** Work to complete **
Quote the records beneath, complete and exact. Leave out images.

-- Start Data --

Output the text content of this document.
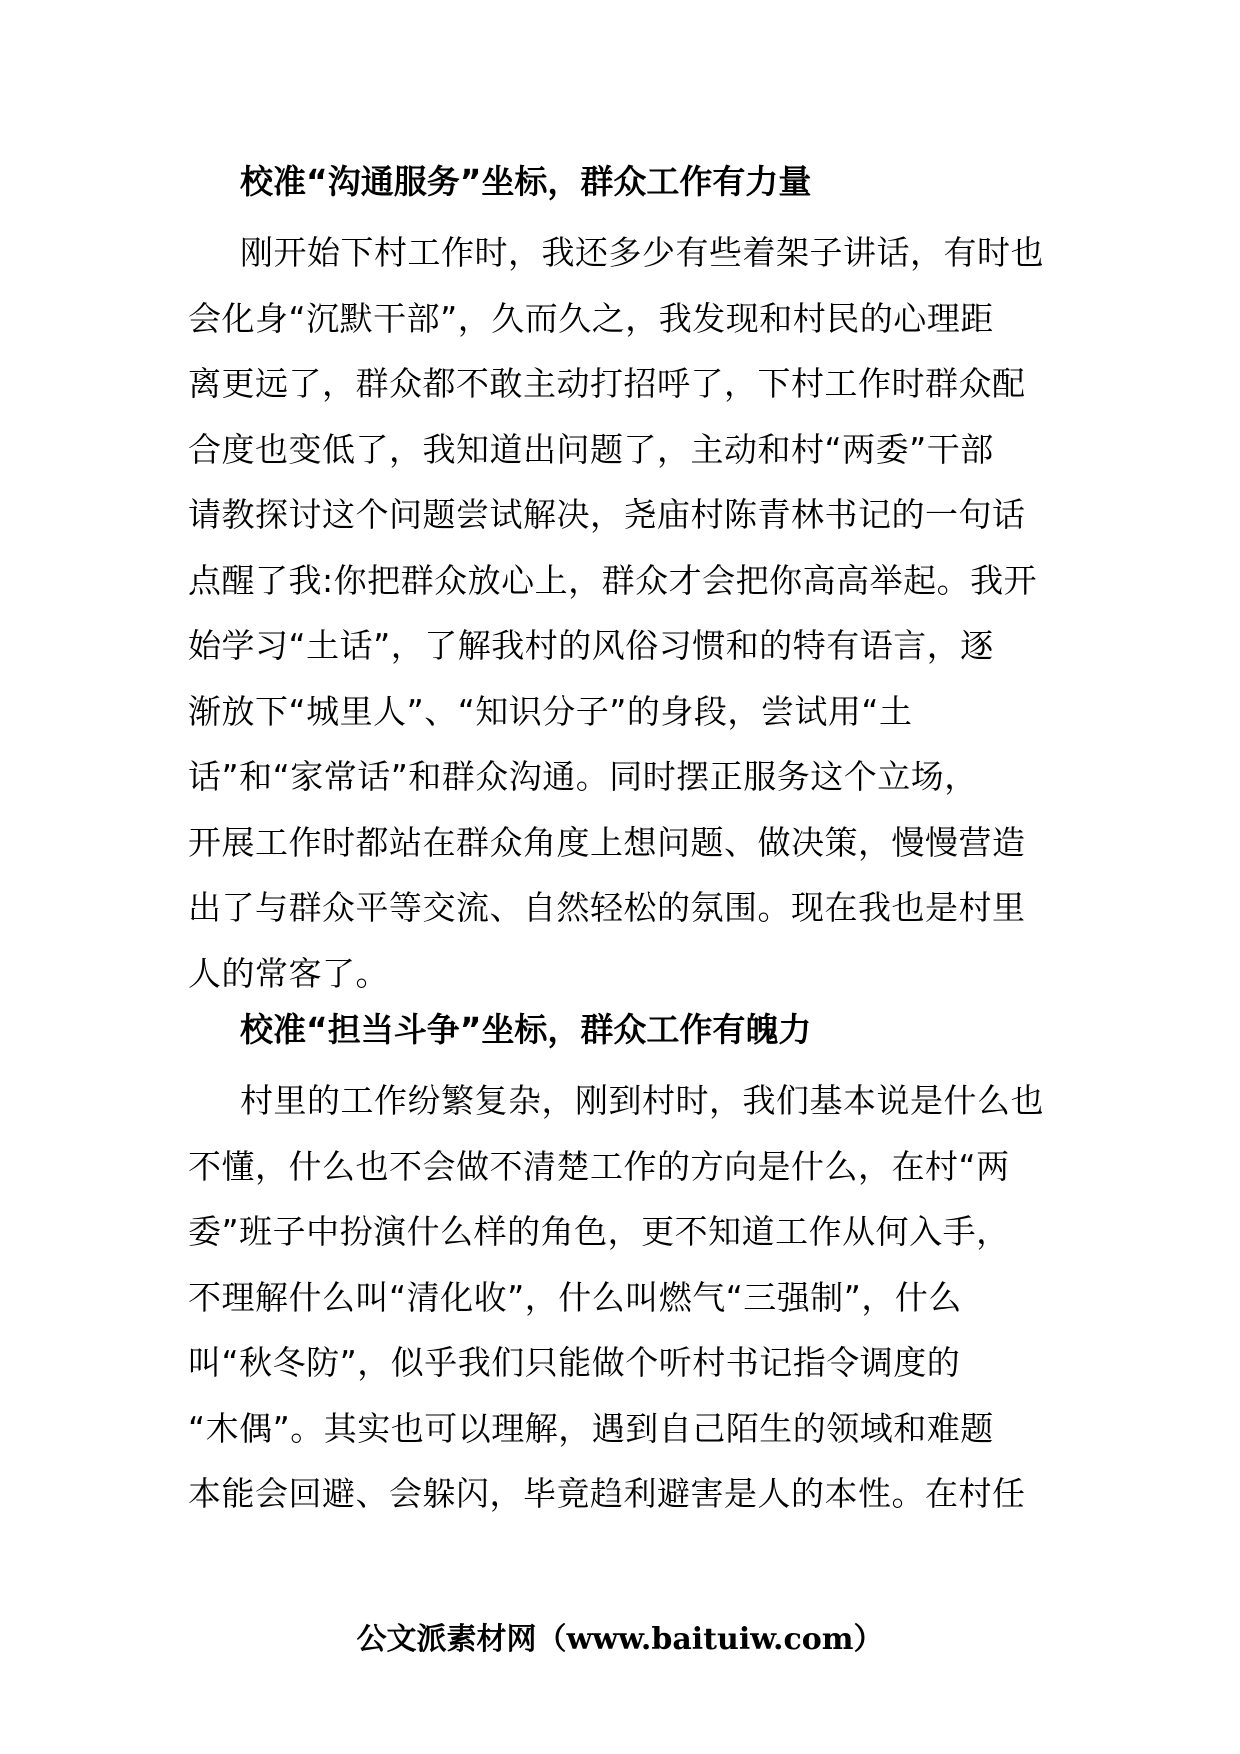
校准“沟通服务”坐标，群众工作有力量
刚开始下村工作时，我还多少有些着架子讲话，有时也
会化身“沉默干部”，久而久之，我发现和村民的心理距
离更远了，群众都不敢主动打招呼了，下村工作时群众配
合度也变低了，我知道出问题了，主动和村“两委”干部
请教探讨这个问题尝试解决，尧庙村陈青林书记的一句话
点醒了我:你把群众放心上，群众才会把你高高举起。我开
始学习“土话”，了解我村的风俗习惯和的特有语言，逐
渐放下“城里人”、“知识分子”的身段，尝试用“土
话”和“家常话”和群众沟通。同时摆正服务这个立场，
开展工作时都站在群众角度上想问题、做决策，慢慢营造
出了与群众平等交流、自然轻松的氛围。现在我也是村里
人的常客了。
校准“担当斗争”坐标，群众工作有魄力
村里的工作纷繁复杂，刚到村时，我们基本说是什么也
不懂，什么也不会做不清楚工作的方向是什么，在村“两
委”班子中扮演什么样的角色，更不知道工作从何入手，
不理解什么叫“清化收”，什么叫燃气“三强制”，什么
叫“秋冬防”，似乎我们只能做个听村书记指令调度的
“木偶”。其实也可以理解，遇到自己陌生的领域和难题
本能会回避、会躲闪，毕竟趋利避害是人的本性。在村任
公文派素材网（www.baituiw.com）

-- End Data --

** Solution to the exercise **
Output the text content of this document.
校准“沟通服务”坐标，群众工作有力量
刚开始下村工作时，我还多少有些着架子讲话，有时也
会化身“沉默干部”，久而久之，我发现和村民的心理距
离更远了，群众都不敢主动打招呼了，下村工作时群众配
合度也变低了，我知道出问题了，主动和村“两委”干部
请教探讨这个问题尝试解决，尧庙村陈青林书记的一句话
点醒了我:你把群众放心上，群众才会把你高高举起。我开
始学习“土话”，了解我村的风俗习惯和的特有语言，逐
渐放下“城里人”、“知识分子”的身段，尝试用“土
话”和“家常话”和群众沟通。同时摆正服务这个立场，
开展工作时都站在群众角度上想问题、做决策，慢慢营造
出了与群众平等交流、自然轻松的氛围。现在我也是村里
人的常客了。
校准“担当斗争”坐标，群众工作有魄力
村里的工作纷繁复杂，刚到村时，我们基本说是什么也
不懂，什么也不会做不清楚工作的方向是什么，在村“两
委”班子中扮演什么样的角色，更不知道工作从何入手，
不理解什么叫“清化收”，什么叫燃气“三强制”，什么
叫“秋冬防”，似乎我们只能做个听村书记指令调度的
“木偶”。其实也可以理解，遇到自己陌生的领域和难题
本能会回避、会躲闪，毕竟趋利避害是人的本性。在村任
公文派素材网（www.baituiw.com）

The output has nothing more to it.